> **Exercise task**:
Copy out all lines that carry the word "down".

[Figure contents as structured data]
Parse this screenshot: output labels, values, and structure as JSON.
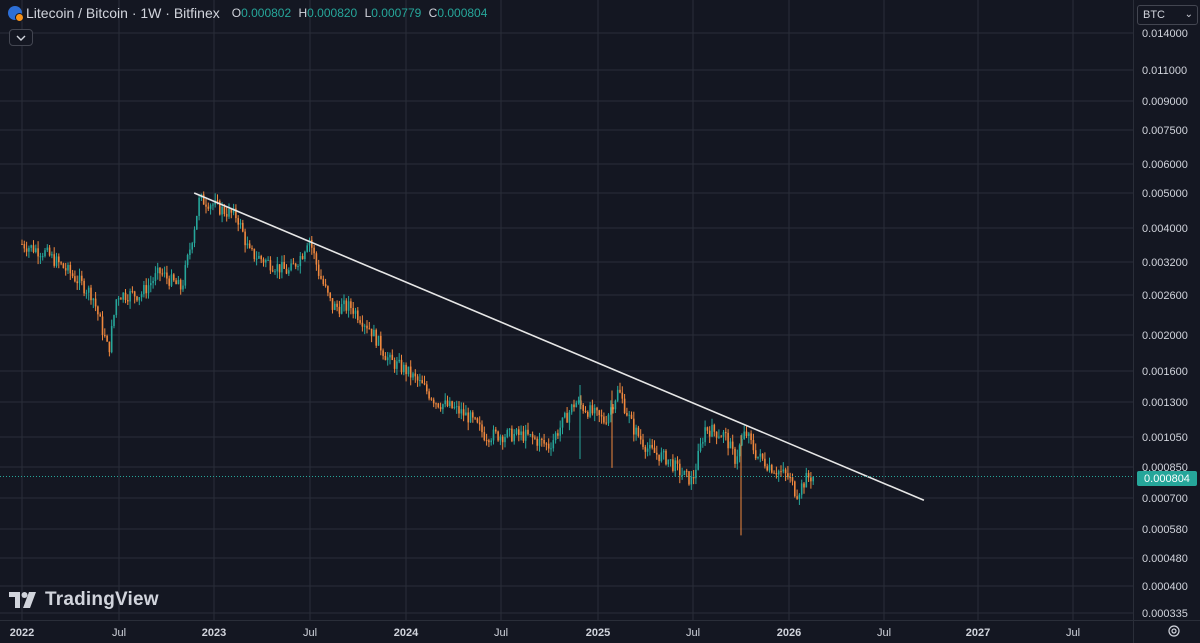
{
  "header": {
    "title": "Litecoin / Bitcoin · 1W · Bitfinex",
    "ohlc": [
      {
        "key": "O",
        "value": "0.000802"
      },
      {
        "key": "H",
        "value": "0.000820"
      },
      {
        "key": "L",
        "value": "0.000779"
      },
      {
        "key": "C",
        "value": "0.000804"
      }
    ]
  },
  "currency": "BTC",
  "logo_text": "TradingView",
  "colors": {
    "background": "#141722",
    "grid": "#2a2e39",
    "up": "#26a69a",
    "down": "#f0883e",
    "trendline": "#e6e6e6",
    "price_label_bg": "#26a69a"
  },
  "icons": {
    "collapse": "chevron-down-icon",
    "settings": "gear-icon",
    "symbol": "coin-pair-icon"
  },
  "chart_data": {
    "type": "candlestick",
    "y_scale": "log",
    "y_ticks": [
      "0.014000",
      "0.011000",
      "0.009000",
      "0.007500",
      "0.006000",
      "0.005000",
      "0.004000",
      "0.003200",
      "0.002600",
      "0.002000",
      "0.001600",
      "0.001300",
      "0.001050",
      "0.000850",
      "0.000700",
      "0.000580",
      "0.000480",
      "0.000400",
      "0.000335"
    ],
    "x_ticks": [
      "2022",
      "Jul",
      "2023",
      "Jul",
      "2024",
      "Jul",
      "2025",
      "Jul",
      "2026",
      "Jul",
      "2027",
      "Jul"
    ],
    "last_price": "0.000804",
    "candle_points": [
      [
        "2022-01-01",
        0.0036
      ],
      [
        "2022-02-15",
        0.0034
      ],
      [
        "2022-04-01",
        0.003
      ],
      [
        "2022-05-15",
        0.0026
      ],
      [
        "2022-06-15",
        0.0018
      ],
      [
        "2022-07-01",
        0.0026
      ],
      [
        "2022-08-15",
        0.0026
      ],
      [
        "2022-09-20",
        0.003
      ],
      [
        "2022-11-01",
        0.0027
      ],
      [
        "2022-11-25",
        0.004
      ],
      [
        "2022-12-05",
        0.0048
      ],
      [
        "2022-12-25",
        0.0047
      ],
      [
        "2023-01-15",
        0.0045
      ],
      [
        "2023-02-15",
        0.0043
      ],
      [
        "2023-03-10",
        0.0034
      ],
      [
        "2023-04-15",
        0.0032
      ],
      [
        "2023-05-25",
        0.003
      ],
      [
        "2023-06-20",
        0.0034
      ],
      [
        "2023-07-01",
        0.0038
      ],
      [
        "2023-07-20",
        0.003
      ],
      [
        "2023-08-15",
        0.0024
      ],
      [
        "2023-09-20",
        0.0024
      ],
      [
        "2023-10-25",
        0.0021
      ],
      [
        "2023-12-01",
        0.0017
      ],
      [
        "2024-01-01",
        0.0016
      ],
      [
        "2024-02-01",
        0.00145
      ],
      [
        "2024-03-01",
        0.0013
      ],
      [
        "2024-04-01",
        0.00125
      ],
      [
        "2024-05-01",
        0.00118
      ],
      [
        "2024-06-01",
        0.00105
      ],
      [
        "2024-07-01",
        0.00105
      ],
      [
        "2024-08-15",
        0.00105
      ],
      [
        "2024-10-01",
        0.00098
      ],
      [
        "2024-11-20",
        0.0013
      ],
      [
        "2025-01-15",
        0.00115
      ],
      [
        "2025-02-10",
        0.0014
      ],
      [
        "2025-03-10",
        0.0011
      ],
      [
        "2025-04-10",
        0.00095
      ],
      [
        "2025-05-15",
        0.0009
      ],
      [
        "2025-06-10",
        0.00082
      ],
      [
        "2025-07-01",
        0.00078
      ],
      [
        "2025-07-25",
        0.0011
      ],
      [
        "2025-09-01",
        0.00105
      ],
      [
        "2025-09-20",
        0.0009
      ],
      [
        "2025-10-10",
        0.00107
      ],
      [
        "2025-11-01",
        0.00092
      ],
      [
        "2025-12-01",
        0.00085
      ],
      [
        "2026-01-01",
        0.0008
      ],
      [
        "2026-01-15",
        0.00072
      ],
      [
        "2026-02-05",
        0.0008
      ],
      [
        "2026-02-20",
        0.000804
      ]
    ],
    "trendline": {
      "start": {
        "date": "2022-11-25",
        "value": 0.005
      },
      "end": {
        "date": "2026-09-15",
        "value": 0.00069
      }
    }
  }
}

> **Answer to this exercise**:
    "down": "#f0883e",
    "collapse": "chevron-down-icon",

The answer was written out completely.